* start Page *

Backup & Recovery¶

Postgres¶

Automated Backups¶

# Daily backup via cron (add to crontab)
0 2 * * * pg_dump -Fc -h localhost -U dbadmin kohakku-controller \
  > /backups/controller-$(date +\%Y\%m\%d).dump
0 2 * * * pg_dump -Fc -h localhost -U postgres kohakku-dispatcher \
  > /backups/dispatcher-$(date +\%Y\%m\%d).dump

Point-in-Time Recovery¶

For managed databases (RDS, Cloud SQL):

Retention: 7-30 days
Backup window: during low-traffic hours
Enable WAL archiving for PITR

Manual Backup and Restore¶

# Backup
pg_dump -Fc -h $POSTGRES_HOST -U $POSTGRES_USER $POSTGRES_DB > backup.dump

# Restore
pg_restore -h $POSTGRES_HOST -U $POSTGRES_USER -d $POSTGRES_DB --clean backup.dump

# Restore specific tables
pg_restore -h $POSTGRES_HOST -U $POSTGRES_USER -d $POSTGRES_DB -t tasks_task backup.dump

Redis¶

Persistence Configuration¶

Redis is configured with AOF persistence in docker-compose:

redis-server --appendonly yes --maxmemory 256mb --maxmemory-policy allkeys-lru

Backup¶

# Trigger RDB snapshot
redis-cli BGSAVE

# Copy the dump file
cp /data/dump.rdb /backups/redis-$(date +%Y%m%d).rdb

Recovery¶

Redis data is reconstructible

Redis data is reconstructible from Postgres -- task state, queue depth, and progress data can be rebuilt. Redis loss is an operational inconvenience, not a data loss event. Running tasks will need to be re-registered by the monitor on restart.

MinIO / Object Storage¶

Backup Briefs and Skills¶

# Mirror to S3 (or another MinIO instance)
mc mirror local/kohakku s3/kohakku-backup

# Mirror specific prefixes
mc mirror local/kohakku/briefs s3/kohakku-backup/briefs
mc mirror local/kohakku/skills s3/kohakku-backup/skills

Recovery¶

mc mirror s3/kohakku-backup local/kohakku

Production recommendation

Use S3 with versioning and cross-region replication instead of MinIO.

* end Page *
* start The records *

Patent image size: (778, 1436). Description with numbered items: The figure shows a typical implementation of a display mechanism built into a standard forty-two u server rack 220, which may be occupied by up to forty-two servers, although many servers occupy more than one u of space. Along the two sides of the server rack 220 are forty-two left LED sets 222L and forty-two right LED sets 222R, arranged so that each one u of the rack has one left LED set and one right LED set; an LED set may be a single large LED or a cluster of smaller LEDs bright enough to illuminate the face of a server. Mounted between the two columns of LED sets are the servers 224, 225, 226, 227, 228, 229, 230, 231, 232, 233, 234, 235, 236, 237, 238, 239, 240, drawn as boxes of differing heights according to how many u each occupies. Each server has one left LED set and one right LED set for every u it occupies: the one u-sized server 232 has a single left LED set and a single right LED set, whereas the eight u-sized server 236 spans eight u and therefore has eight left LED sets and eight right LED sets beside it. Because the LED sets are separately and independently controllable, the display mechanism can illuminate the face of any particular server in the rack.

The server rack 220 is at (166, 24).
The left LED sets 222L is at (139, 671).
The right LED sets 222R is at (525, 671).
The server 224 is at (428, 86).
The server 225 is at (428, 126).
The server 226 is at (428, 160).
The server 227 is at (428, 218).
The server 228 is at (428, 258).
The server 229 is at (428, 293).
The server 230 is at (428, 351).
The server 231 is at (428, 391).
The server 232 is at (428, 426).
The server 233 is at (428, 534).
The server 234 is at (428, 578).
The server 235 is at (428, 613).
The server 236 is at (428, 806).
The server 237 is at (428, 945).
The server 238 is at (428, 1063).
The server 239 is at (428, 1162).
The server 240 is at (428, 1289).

* end The records *

# [Task instructions]
• a. Reproduce the rows about redrawn technical figures, beginning with the first row and continuing through the line that contains "The server 238 is at (428, 1063).".
• b. Carry on the backup and recovery page from its last sentence.

# [Answers given]
• a.
Patent image size: (778, 1436). Description with numbered items: The figure shows a typical implementation of a display mechanism built into a standard forty-two u server rack 220, which may be occupied by up to forty-two servers, although many servers occupy more than one u of space. Along the two sides of the server rack 220 are forty-two left LED sets 222L and forty-two right LED sets 222R, arranged so that each one u of the rack has one left LED set and one right LED set; an LED set may be a single large LED or a cluster of smaller LEDs bright enough to illuminate the face of a server. Mounted between the two columns of LED sets are the servers 224, 225, 226, 227, 228, 229, 230, 231, 232, 233, 234, 235, 236, 237, 238, 239, 240, drawn as boxes of differing heights according to how many u each occupies. Each server has one left LED set and one right LED set for every u it occupies: the one u-sized server 232 has a single left LED set and a single right LED set, whereas the eight u-sized server 236 spans eight u and therefore has eight left LED sets and eight right LED sets beside it. Because the LED sets are separately and independently controllable, the display mechanism can illuminate the face of any particular server in the rack.

The server rack 220 is at (166, 24).
The left LED sets 222L is at (139, 671).
The right LED sets 222R is at (525, 671).
The server 224 is at (428, 86).
The server 225 is at (428, 126).
The server 226 is at (428, 160).
The server 227 is at (428, 218).
The server 228 is at (428, 258).
The server 229 is at (428, 293).
The server 230 is at (428, 351).
The server 231 is at (428, 391).
The server 232 is at (428, 426).
The server 233 is at (428, 534).
The server 234 is at (428, 578).
The server 235 is at (428, 613).
The server 236 is at (428, 806).
The server 237 is at (428, 945).
The server 238 is at (428, 1063).

• b.
Disaster Recovery Procedures¶

Total Database Loss¶

Restore Postgres from latest backup
Restart Controller and Dispatcher -- they reconnect automatically
Redis will be rebuilt by the monitor (re-registers active containers)
Running agent containers continue -- they check back on their own schedule

Redis Loss¶

Restart Redis -- it recovers from AOF/RDB
If AOF is corrupted: start with empty Redis
The monitor will re-register active containers from Postgres
Queue depth resets -- pending tasks in Postgres can be re-dispatched

MinIO / S3 Loss¶

Restore from backup mirror
Briefs for completed tasks are not needed (results already recorded)
Skills can be re-uploaded from source
Running agents that already downloaded their brief are unaffected

Full Cluster Recovery¶

Restore Postgres first (source of truth)
Start Redis (AOF recovery or fresh)
Start MinIO (restore from backup)
Start Controller, Dispatcher, Temporal
Running agents will time out and be cleaned up by the monitor
Re-dispatch any in-progress tasks that were lost

Testing Backups¶

# Verify backup integrity
pg_restore --list backup.dump | head -20

# Test restore to a temporary database
createdb kohakku-restore-test
pg_restore -d kohakku-restore-test backup.dump
psql kohakku-restore-test -c "SELECT count(*) FROM tasks_task"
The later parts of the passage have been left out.